- BRIEF
Repeat all the material exactly; pictures stay out of your copy.

- RECORDS TO USE

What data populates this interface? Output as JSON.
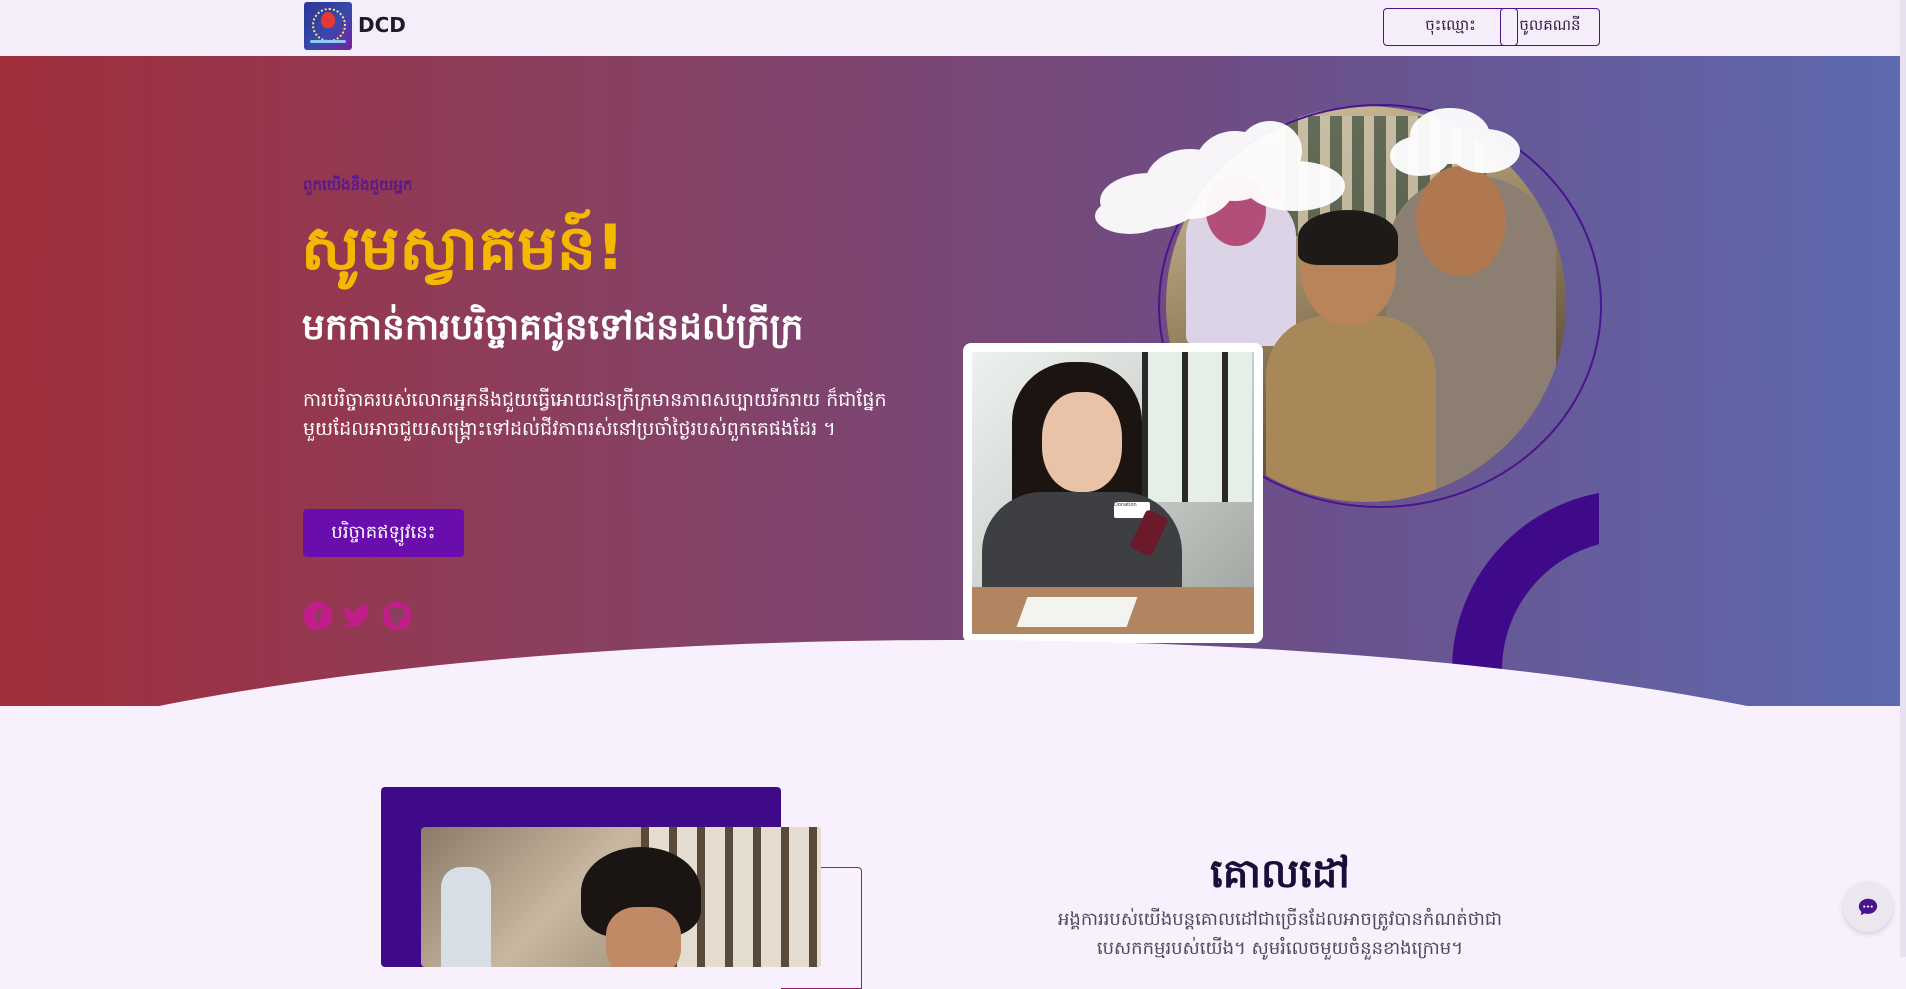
{
  "nav": {
    "brand": "DCD",
    "logo_icon": "dcd-logo",
    "register_label": "ចុះឈ្មោះ",
    "login_label": "ចូលគណនី"
  },
  "hero": {
    "eyebrow": "ពួកយើងនឹងជួយអ្នក",
    "headline": "សូមស្វាគមន៍!",
    "subhead": "មកកាន់ការបរិច្ចាគជូនទៅជនដល់ក្រីក្រ",
    "description": "ការបរិច្ចាគរបស់លោកអ្នកនឹងជួយធ្វើអោយជនក្រីក្រមានភាពសប្បាយរីករាយ ក៏ជាផ្នែកមួយដែលអាចជួយសង្គ្រោះទៅដល់ជីវភាពរស់នៅប្រចាំថ្ងៃរបស់ពួកគេផងដែរ ។",
    "cta_label": "បរិច្ចាគឥឡូវនេះ",
    "social": [
      {
        "icon": "facebook-icon"
      },
      {
        "icon": "twitter-icon"
      },
      {
        "icon": "github-icon"
      }
    ],
    "photo_badge": "Donation"
  },
  "goals": {
    "title": "គោលដៅ",
    "text": "អង្គការរបស់យើងបន្តគោលដៅជាច្រើនដែលអាចត្រូវបានកំណត់ថាជាបេសកកម្មរបស់យើង។ សូមរំលេចមួយចំនួនខាងក្រោម។"
  },
  "chat": {
    "icon": "chat-bubble-icon"
  },
  "colors": {
    "accent": "#6a0dad",
    "headline": "#f5b800",
    "hero_start": "#a12e3b",
    "hero_end": "#5d6ab0",
    "deco": "#3f0a8a"
  }
}
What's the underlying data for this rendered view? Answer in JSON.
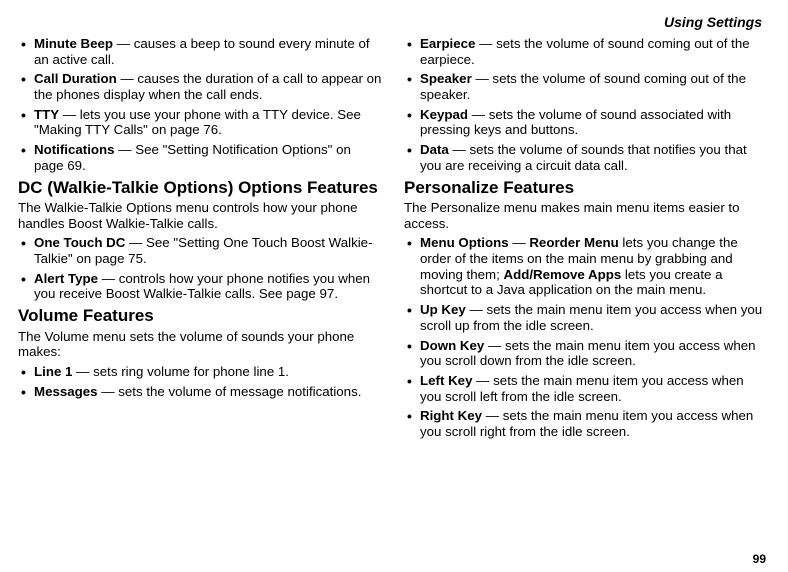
{
  "header": "Using Settings",
  "pageNumber": "99",
  "left": {
    "list1": [
      {
        "term": "Minute Beep",
        "desc": " — causes a beep to sound every minute of an active call."
      },
      {
        "term": "Call Duration",
        "desc": " — causes the duration of a call to appear on the phones display when the call ends."
      },
      {
        "term": "TTY",
        "desc": " — lets you use your phone with a TTY device. See \"Making TTY Calls\" on page 76."
      },
      {
        "term": "Notifications",
        "desc": " — See \"Setting Notification Options\" on page 69."
      }
    ],
    "h2a": "DC (Walkie-Talkie Options) Options Features",
    "introA": "The Walkie-Talkie Options menu controls how your phone handles Boost Walkie-Talkie calls.",
    "list2": [
      {
        "term": " One Touch DC",
        "desc": " — See \"Setting One Touch Boost Walkie-Talkie\" on page 75."
      },
      {
        "term": "Alert Type",
        "desc": " — controls how your phone notifies you when you receive Boost Walkie-Talkie calls. See page 97."
      }
    ],
    "h2b": "Volume Features",
    "introB": "The Volume menu sets the volume of sounds your phone makes:",
    "list3": [
      {
        "term": "Line 1",
        "desc": " — sets ring volume for phone line 1."
      },
      {
        "term": "Messages",
        "desc": " — sets the volume of message notifications."
      }
    ]
  },
  "right": {
    "list4": [
      {
        "term": "Earpiece",
        "desc": " — sets the volume of sound coming out of the earpiece."
      },
      {
        "term": "Speaker",
        "desc": " — sets the volume of sound coming out of the speaker."
      },
      {
        "term": "Keypad",
        "desc": " — sets the volume of sound associated with pressing keys and buttons."
      },
      {
        "term": "Data",
        "desc": " — sets the volume of sounds that notifies you that you are receiving a circuit data call."
      }
    ],
    "h2c": "Personalize Features",
    "introC": "The Personalize menu makes main menu items easier to access.",
    "list5": [
      {
        "term": "Menu Options",
        "pre": " — ",
        "inline1": "Reorder Menu",
        "mid": " lets you change the order of the items on the main menu by grabbing and moving them; ",
        "inline2": "Add/Remove Apps",
        "tail": " lets you create a shortcut to a Java application on the main menu."
      },
      {
        "term": "Up Key",
        "desc": " — sets the main menu item you access when you scroll up from the idle screen."
      },
      {
        "term": "Down Key",
        "desc": " — sets the main menu item you access when you scroll down from the idle screen."
      },
      {
        "term": "Left Key",
        "desc": " — sets the main menu item you access when you scroll left from the idle screen."
      },
      {
        "term": "Right Key",
        "desc": " — sets the main menu item you access when you scroll right from the idle screen."
      }
    ]
  }
}
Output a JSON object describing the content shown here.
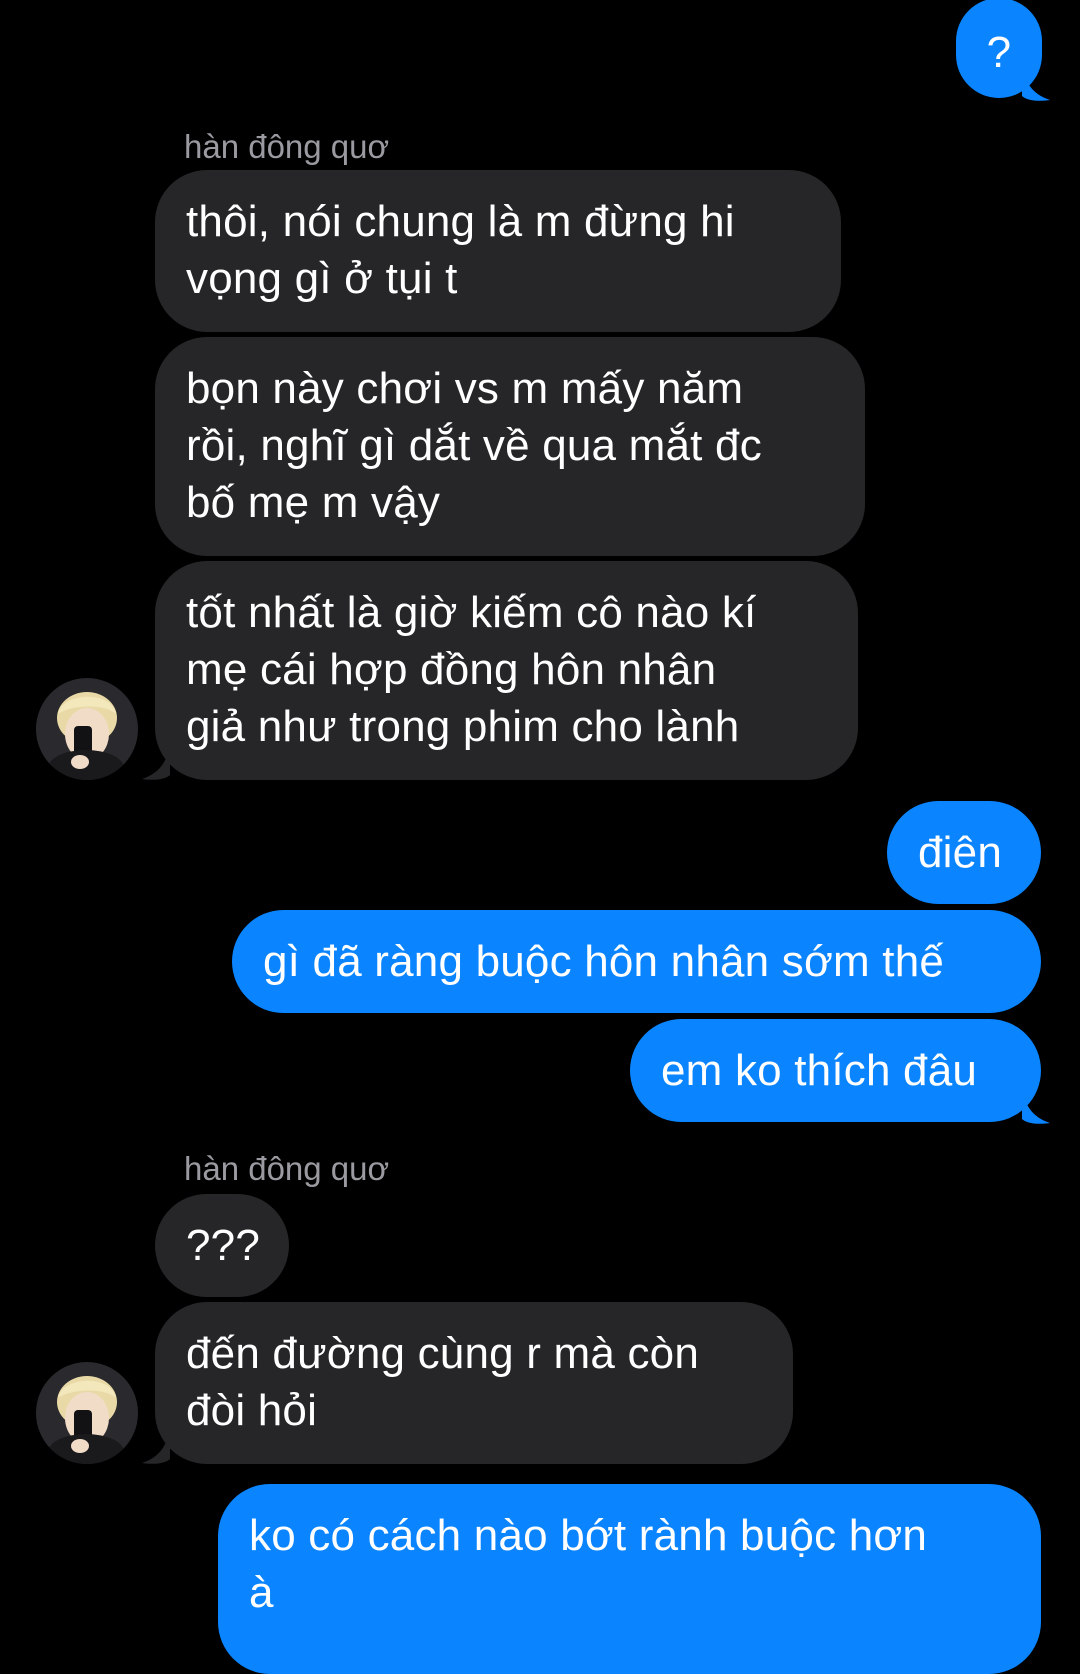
{
  "conversation": {
    "contact_name": "hàn đông quơ",
    "messages": [
      {
        "from": "me",
        "text": "?"
      },
      {
        "from": "contact",
        "text": "thôi, nói chung là m đừng hi\nvọng gì ở tụi t"
      },
      {
        "from": "contact",
        "text": "bọn này chơi vs m mấy năm\nrồi, nghĩ gì dắt về qua mắt đc\nbố mẹ m vậy"
      },
      {
        "from": "contact",
        "text": "tốt nhất là giờ kiếm cô nào kí\nmẹ cái hợp đồng hôn nhân\ngiả như trong phim cho lành"
      },
      {
        "from": "me",
        "text": "điên"
      },
      {
        "from": "me",
        "text": "gì đã ràng buộc hôn nhân sớm thế"
      },
      {
        "from": "me",
        "text": "em ko thích đâu"
      },
      {
        "from": "contact",
        "text": "???"
      },
      {
        "from": "contact",
        "text": "đến đường cùng r mà còn\nđòi hỏi"
      },
      {
        "from": "me",
        "text": "ko có cách nào bớt rành buộc hơn\nà"
      }
    ]
  },
  "colors": {
    "background": "#000000",
    "outgoing_bubble": "#0a84ff",
    "incoming_bubble": "#262628",
    "sender_name": "#9a9aa0"
  },
  "icons": {
    "avatar": "contact-avatar-photo"
  }
}
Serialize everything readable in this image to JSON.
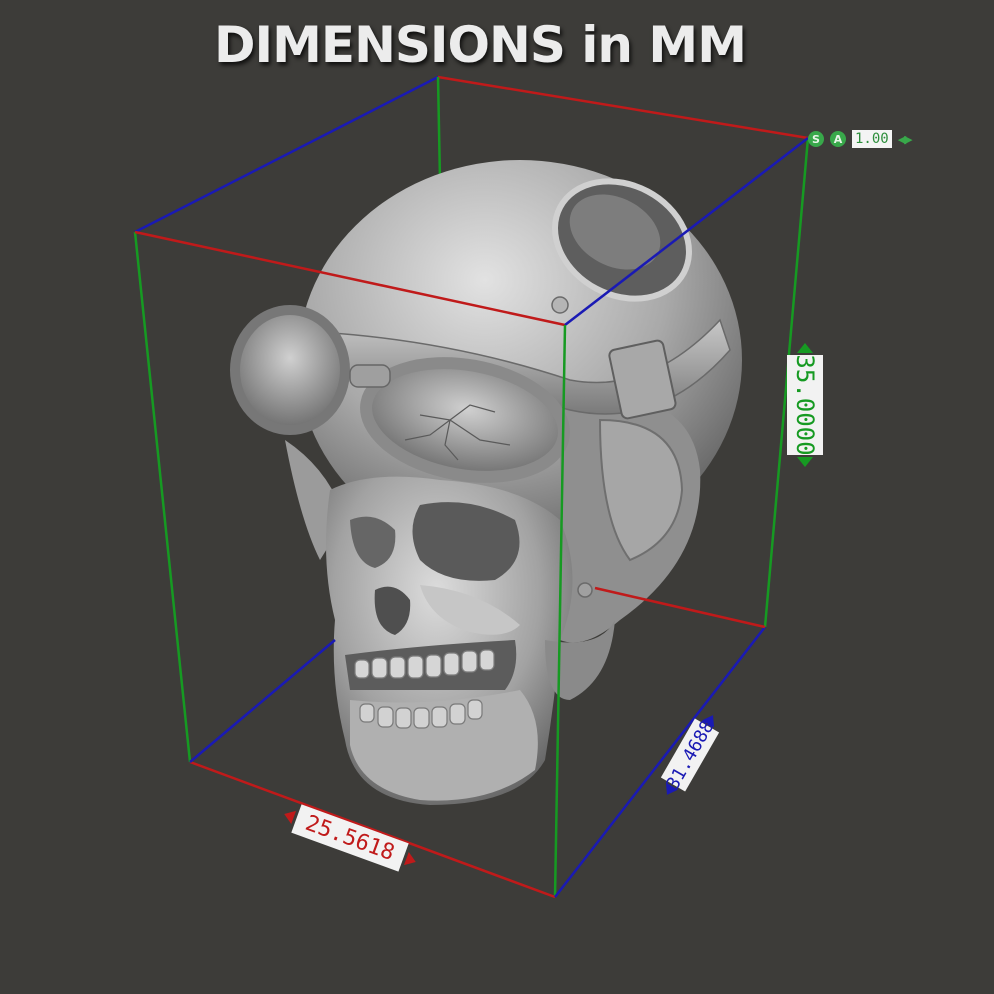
{
  "title": "DIMENSIONS in MM",
  "dimensions": {
    "width": "25.5618",
    "depth": "31.4688",
    "height": "35.0000"
  },
  "hud": {
    "snap_icon": "S",
    "axis_icon": "A",
    "scale_value": "1.00",
    "arrows": "◀▶"
  },
  "colors": {
    "background": "#3d3c39",
    "x_axis": "#c01a1a",
    "y_axis": "#1a1ab4",
    "z_axis": "#169a22",
    "model": "#b9b9b9"
  }
}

- THE REPLY
What data populates this interface? Output as JSON.
{
  "nav": {
    "brand": "DCD",
    "logo_icon": "dcd-logo",
    "register_label": "ចុះឈ្មោះ",
    "login_label": "ចូលគណនី"
  },
  "hero": {
    "eyebrow": "ពួកយើងនឹងជួយអ្នក",
    "headline": "សូមស្វាគមន៍!",
    "subhead": "មកកាន់ការបរិច្ចាគជូនទៅជនដល់ក្រីក្រ",
    "description": "ការបរិច្ចាគរបស់លោកអ្នកនឹងជួយធ្វើអោយជនក្រីក្រមានភាពសប្បាយរីករាយ ក៏ជាផ្នែកមួយដែលអាចជួយសង្គ្រោះទៅដល់ជីវភាពរស់នៅប្រចាំថ្ងៃរបស់ពួកគេផងដែរ ។",
    "cta_label": "បរិច្ចាគឥឡូវនេះ",
    "social": [
      {
        "icon": "facebook-icon"
      },
      {
        "icon": "twitter-icon"
      },
      {
        "icon": "github-icon"
      }
    ],
    "photo_badge": "Donation"
  },
  "goals": {
    "title": "គោលដៅ",
    "text": "អង្គការរបស់យើងបន្តគោលដៅជាច្រើនដែលអាចត្រូវបានកំណត់ថាជាបេសកកម្មរបស់យើង។ សូមរំលេចមួយចំនួនខាងក្រោម។"
  },
  "chat": {
    "icon": "chat-bubble-icon"
  },
  "colors": {
    "accent": "#6a0dad",
    "headline": "#f5b800",
    "hero_start": "#a12e3b",
    "hero_end": "#5d6ab0",
    "deco": "#3f0a8a"
  }
}
What's the underlying data for this rendered view? Answer in JSON.
{
  "header": "Using Settings",
  "pageNumber": "99",
  "left": {
    "list1": [
      {
        "term": "Minute Beep",
        "desc": " — causes a beep to sound every minute of an active call."
      },
      {
        "term": "Call Duration",
        "desc": " — causes the duration of a call to appear on the phones display when the call ends."
      },
      {
        "term": "TTY",
        "desc": " — lets you use your phone with a TTY device. See \"Making TTY Calls\" on page 76."
      },
      {
        "term": "Notifications",
        "desc": " — See \"Setting Notification Options\" on page 69."
      }
    ],
    "h2a": "DC (Walkie-Talkie Options) Options Features",
    "introA": "The Walkie-Talkie Options menu controls how your phone handles Boost Walkie-Talkie calls.",
    "list2": [
      {
        "term": " One Touch DC",
        "desc": " — See \"Setting One Touch Boost Walkie-Talkie\" on page 75."
      },
      {
        "term": "Alert Type",
        "desc": " — controls how your phone notifies you when you receive Boost Walkie-Talkie calls. See page 97."
      }
    ],
    "h2b": "Volume Features",
    "introB": "The Volume menu sets the volume of sounds your phone makes:",
    "list3": [
      {
        "term": "Line 1",
        "desc": " — sets ring volume for phone line 1."
      },
      {
        "term": "Messages",
        "desc": " — sets the volume of message notifications."
      }
    ]
  },
  "right": {
    "list4": [
      {
        "term": "Earpiece",
        "desc": " — sets the volume of sound coming out of the earpiece."
      },
      {
        "term": "Speaker",
        "desc": " — sets the volume of sound coming out of the speaker."
      },
      {
        "term": "Keypad",
        "desc": " — sets the volume of sound associated with pressing keys and buttons."
      },
      {
        "term": "Data",
        "desc": " — sets the volume of sounds that notifies you that you are receiving a circuit data call."
      }
    ],
    "h2c": "Personalize Features",
    "introC": "The Personalize menu makes main menu items easier to access.",
    "list5": [
      {
        "term": "Menu Options",
        "pre": " — ",
        "inline1": "Reorder Menu",
        "mid": " lets you change the order of the items on the main menu by grabbing and moving them; ",
        "inline2": "Add/Remove Apps",
        "tail": " lets you create a shortcut to a Java application on the main menu."
      },
      {
        "term": "Up Key",
        "desc": " — sets the main menu item you access when you scroll up from the idle screen."
      },
      {
        "term": "Down Key",
        "desc": " — sets the main menu item you access when you scroll down from the idle screen."
      },
      {
        "term": "Left Key",
        "desc": " — sets the main menu item you access when you scroll left from the idle screen."
      },
      {
        "term": "Right Key",
        "desc": " — sets the main menu item you access when you scroll right from the idle screen."
      }
    ]
  }
}
Output a JSON object describing the content shown here.
{
  "conversation": {
    "contact_name": "hàn đông quơ",
    "messages": [
      {
        "from": "me",
        "text": "?"
      },
      {
        "from": "contact",
        "text": "thôi, nói chung là m đừng hi\nvọng gì ở tụi t"
      },
      {
        "from": "contact",
        "text": "bọn này chơi vs m mấy năm\nrồi, nghĩ gì dắt về qua mắt đc\nbố mẹ m vậy"
      },
      {
        "from": "contact",
        "text": "tốt nhất là giờ kiếm cô nào kí\nmẹ cái hợp đồng hôn nhân\ngiả như trong phim cho lành"
      },
      {
        "from": "me",
        "text": "điên"
      },
      {
        "from": "me",
        "text": "gì đã ràng buộc hôn nhân sớm thế"
      },
      {
        "from": "me",
        "text": "em ko thích đâu"
      },
      {
        "from": "contact",
        "text": "???"
      },
      {
        "from": "contact",
        "text": "đến đường cùng r mà còn\nđòi hỏi"
      },
      {
        "from": "me",
        "text": "ko có cách nào bớt rành buộc hơn\nà"
      }
    ]
  },
  "colors": {
    "background": "#000000",
    "outgoing_bubble": "#0a84ff",
    "incoming_bubble": "#262628",
    "sender_name": "#9a9aa0"
  },
  "icons": {
    "avatar": "contact-avatar-photo"
  }
}
Serialize everything readable in this image to JSON.
{
  "title": "DIMENSIONS in MM",
  "dimensions": {
    "width": "25.5618",
    "depth": "31.4688",
    "height": "35.0000"
  },
  "hud": {
    "snap_icon": "S",
    "axis_icon": "A",
    "scale_value": "1.00",
    "arrows": "◀▶"
  },
  "colors": {
    "background": "#3d3c39",
    "x_axis": "#c01a1a",
    "y_axis": "#1a1ab4",
    "z_axis": "#169a22",
    "model": "#b9b9b9"
  }
}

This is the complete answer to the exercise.